**Activity**
In the records below, some lines hold the word "energía". Copy each of those lines.

**Records**
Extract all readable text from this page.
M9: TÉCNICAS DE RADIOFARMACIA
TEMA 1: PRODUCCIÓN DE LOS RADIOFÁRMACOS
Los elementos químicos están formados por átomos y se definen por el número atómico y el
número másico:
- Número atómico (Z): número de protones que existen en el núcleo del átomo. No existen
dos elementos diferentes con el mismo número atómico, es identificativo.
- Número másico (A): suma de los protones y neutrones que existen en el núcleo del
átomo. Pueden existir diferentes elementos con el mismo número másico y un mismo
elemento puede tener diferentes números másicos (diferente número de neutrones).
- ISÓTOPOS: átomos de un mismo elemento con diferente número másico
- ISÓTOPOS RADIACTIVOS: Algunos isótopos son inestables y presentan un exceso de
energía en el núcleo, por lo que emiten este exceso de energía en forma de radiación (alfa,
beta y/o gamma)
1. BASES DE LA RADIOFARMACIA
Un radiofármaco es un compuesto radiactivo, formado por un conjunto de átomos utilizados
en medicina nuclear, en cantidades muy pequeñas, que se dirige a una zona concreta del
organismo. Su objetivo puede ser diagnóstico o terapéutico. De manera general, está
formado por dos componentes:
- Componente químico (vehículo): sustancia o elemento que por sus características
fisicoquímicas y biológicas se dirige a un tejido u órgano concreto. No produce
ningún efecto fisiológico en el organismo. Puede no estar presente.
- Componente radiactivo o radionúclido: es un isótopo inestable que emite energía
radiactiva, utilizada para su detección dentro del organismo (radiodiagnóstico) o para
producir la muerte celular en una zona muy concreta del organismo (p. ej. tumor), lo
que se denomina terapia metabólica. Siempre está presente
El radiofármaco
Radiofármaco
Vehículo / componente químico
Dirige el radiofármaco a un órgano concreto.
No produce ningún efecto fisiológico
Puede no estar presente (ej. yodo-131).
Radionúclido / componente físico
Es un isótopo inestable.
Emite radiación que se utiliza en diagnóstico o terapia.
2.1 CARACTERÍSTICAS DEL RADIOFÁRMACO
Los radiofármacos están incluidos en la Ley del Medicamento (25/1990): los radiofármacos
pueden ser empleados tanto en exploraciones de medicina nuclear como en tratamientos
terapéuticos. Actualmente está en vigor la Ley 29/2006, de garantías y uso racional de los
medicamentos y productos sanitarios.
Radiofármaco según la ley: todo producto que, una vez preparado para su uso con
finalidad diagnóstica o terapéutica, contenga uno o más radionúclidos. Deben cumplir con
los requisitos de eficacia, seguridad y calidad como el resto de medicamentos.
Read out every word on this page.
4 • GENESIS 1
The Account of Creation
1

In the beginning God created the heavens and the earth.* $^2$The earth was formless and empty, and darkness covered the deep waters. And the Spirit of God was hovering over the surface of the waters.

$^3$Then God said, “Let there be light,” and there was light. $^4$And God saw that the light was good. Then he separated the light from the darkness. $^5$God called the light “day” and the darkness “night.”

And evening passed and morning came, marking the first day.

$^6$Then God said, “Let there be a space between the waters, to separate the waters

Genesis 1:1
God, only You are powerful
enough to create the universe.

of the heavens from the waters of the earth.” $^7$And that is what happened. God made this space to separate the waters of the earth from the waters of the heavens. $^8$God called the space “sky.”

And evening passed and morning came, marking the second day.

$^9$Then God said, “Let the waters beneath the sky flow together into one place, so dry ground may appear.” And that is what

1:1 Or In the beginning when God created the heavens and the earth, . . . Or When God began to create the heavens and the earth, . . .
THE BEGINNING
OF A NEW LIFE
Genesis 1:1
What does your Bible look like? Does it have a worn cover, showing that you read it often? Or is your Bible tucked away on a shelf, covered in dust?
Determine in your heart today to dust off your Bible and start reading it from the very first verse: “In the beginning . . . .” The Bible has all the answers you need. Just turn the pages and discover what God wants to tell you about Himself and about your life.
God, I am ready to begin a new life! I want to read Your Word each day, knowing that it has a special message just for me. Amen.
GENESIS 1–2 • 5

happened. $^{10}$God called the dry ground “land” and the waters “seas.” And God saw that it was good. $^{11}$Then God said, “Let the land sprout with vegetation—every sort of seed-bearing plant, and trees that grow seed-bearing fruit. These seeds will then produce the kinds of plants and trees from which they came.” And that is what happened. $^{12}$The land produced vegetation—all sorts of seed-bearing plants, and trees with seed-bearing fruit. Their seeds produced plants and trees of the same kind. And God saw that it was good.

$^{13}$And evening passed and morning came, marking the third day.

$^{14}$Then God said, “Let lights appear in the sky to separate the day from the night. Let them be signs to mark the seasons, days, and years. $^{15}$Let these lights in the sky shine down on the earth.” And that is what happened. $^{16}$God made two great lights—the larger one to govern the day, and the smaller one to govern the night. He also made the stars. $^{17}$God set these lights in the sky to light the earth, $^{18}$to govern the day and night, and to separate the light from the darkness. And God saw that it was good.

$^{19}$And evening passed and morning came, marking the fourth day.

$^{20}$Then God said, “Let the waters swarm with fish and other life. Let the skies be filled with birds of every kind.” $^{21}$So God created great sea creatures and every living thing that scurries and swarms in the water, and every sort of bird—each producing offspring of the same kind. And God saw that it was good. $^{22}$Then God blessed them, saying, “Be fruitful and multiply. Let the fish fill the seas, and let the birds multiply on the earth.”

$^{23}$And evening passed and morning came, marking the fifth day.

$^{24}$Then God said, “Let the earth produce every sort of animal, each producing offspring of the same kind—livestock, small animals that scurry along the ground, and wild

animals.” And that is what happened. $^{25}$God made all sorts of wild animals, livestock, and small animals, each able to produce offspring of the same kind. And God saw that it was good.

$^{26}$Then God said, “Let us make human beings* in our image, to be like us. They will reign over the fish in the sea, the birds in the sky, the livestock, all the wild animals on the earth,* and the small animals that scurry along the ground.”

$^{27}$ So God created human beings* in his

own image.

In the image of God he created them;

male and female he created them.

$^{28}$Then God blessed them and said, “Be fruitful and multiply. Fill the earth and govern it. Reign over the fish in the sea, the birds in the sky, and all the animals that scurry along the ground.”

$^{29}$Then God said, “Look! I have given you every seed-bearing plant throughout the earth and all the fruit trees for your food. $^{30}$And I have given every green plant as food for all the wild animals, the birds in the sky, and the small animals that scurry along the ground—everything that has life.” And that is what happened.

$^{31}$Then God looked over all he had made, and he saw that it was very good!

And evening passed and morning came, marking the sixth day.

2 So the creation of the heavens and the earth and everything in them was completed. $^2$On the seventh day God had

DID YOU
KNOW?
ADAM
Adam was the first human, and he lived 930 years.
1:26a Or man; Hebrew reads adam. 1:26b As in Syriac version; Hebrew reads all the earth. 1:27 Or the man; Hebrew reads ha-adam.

**Result of this task**
energía en el núcleo, por lo que emiten este exceso de energía en forma de radiación (alfa,
- Componente radiactivo o radionúclido: es un isótopo inestable que emite energía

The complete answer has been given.